▶ INFORMATION SUPPLIED

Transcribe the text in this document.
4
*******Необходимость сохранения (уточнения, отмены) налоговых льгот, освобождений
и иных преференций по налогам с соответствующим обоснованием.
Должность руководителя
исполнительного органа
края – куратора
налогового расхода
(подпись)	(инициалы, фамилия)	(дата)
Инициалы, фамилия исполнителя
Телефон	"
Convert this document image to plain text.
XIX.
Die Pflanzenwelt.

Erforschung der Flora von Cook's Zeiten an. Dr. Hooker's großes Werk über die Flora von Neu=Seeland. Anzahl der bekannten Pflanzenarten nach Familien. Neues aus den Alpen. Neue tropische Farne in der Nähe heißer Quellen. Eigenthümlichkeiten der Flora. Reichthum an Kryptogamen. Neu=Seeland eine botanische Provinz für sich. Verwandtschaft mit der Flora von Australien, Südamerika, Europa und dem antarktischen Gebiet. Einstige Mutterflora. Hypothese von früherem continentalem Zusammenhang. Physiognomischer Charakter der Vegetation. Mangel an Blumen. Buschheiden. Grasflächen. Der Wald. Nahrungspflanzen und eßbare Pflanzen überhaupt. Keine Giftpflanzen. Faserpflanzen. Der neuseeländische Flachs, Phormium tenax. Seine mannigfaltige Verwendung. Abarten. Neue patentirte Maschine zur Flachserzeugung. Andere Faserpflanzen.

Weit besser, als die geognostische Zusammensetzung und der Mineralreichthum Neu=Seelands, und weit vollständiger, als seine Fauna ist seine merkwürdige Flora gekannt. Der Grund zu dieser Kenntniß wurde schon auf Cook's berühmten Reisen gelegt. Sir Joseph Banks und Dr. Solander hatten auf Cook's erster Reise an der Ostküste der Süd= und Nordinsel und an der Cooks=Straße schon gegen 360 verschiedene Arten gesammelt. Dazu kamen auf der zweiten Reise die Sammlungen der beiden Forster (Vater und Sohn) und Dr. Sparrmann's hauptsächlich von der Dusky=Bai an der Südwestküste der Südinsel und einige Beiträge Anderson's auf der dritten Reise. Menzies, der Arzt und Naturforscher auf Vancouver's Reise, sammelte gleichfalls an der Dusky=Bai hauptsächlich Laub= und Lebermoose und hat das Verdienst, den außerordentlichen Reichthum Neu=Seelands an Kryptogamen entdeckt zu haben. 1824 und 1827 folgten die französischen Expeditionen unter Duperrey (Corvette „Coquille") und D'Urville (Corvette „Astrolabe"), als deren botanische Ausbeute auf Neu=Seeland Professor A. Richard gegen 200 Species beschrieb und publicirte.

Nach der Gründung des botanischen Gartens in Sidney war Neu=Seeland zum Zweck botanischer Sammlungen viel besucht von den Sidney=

▶ TASK STATEMENT
Take the entries above and transcribe them exactly.

▶ EXPECTED ANSWER
Transcribe the text in this document.
4
*******Необходимость сохранения (уточнения, отмены) налоговых льгот, освобождений
и иных преференций по налогам с соответствующим обоснованием.
Должность руководителя
исполнительного органа
края – куратора
налогового расхода
(подпись)	(инициалы, фамилия)	(дата)
Инициалы, фамилия исполнителя
Телефон	"
Convert this document image to plain text.
XIX.
Die Pflanzenwelt.

Erforschung der Flora von Cook's Zeiten an. Dr. Hooker's großes Werk über die Flora von Neu=Seeland. Anzahl der bekannten Pflanzenarten nach Familien. Neues aus den Alpen. Neue tropische Farne in der Nähe heißer Quellen. Eigenthümlichkeiten der Flora. Reichthum an Kryptogamen. Neu=Seeland eine botanische Provinz für sich. Verwandtschaft mit der Flora von Australien, Südamerika, Europa und dem antarktischen Gebiet. Einstige Mutterflora. Hypothese von früherem continentalem Zusammenhang. Physiognomischer Charakter der Vegetation. Mangel an Blumen. Buschheiden. Grasflächen. Der Wald. Nahrungspflanzen und eßbare Pflanzen überhaupt. Keine Giftpflanzen. Faserpflanzen. Der neuseeländische Flachs, Phormium tenax. Seine mannigfaltige Verwendung. Abarten. Neue patentirte Maschine zur Flachserzeugung. Andere Faserpflanzen.

Weit besser, als die geognostische Zusammensetzung und der Mineralreichthum Neu=Seelands, und weit vollständiger, als seine Fauna ist seine merkwürdige Flora gekannt. Der Grund zu dieser Kenntniß wurde schon auf Cook's berühmten Reisen gelegt. Sir Joseph Banks und Dr. Solander hatten auf Cook's erster Reise an der Ostküste der Süd= und Nordinsel und an der Cooks=Straße schon gegen 360 verschiedene Arten gesammelt. Dazu kamen auf der zweiten Reise die Sammlungen der beiden Forster (Vater und Sohn) und Dr. Sparrmann's hauptsächlich von der Dusky=Bai an der Südwestküste der Südinsel und einige Beiträge Anderson's auf der dritten Reise. Menzies, der Arzt und Naturforscher auf Vancouver's Reise, sammelte gleichfalls an der Dusky=Bai hauptsächlich Laub= und Lebermoose und hat das Verdienst, den außerordentlichen Reichthum Neu=Seelands an Kryptogamen entdeckt zu haben. 1824 und 1827 folgten die französischen Expeditionen unter Duperrey (Corvette „Coquille") und D'Urville (Corvette „Astrolabe"), als deren botanische Ausbeute auf Neu=Seeland Professor A. Richard gegen 200 Species beschrieb und publicirte.

Nach der Gründung des botanischen Gartens in Sidney war Neu=Seeland zum Zweck botanischer Sammlungen viel besucht von den Sidney=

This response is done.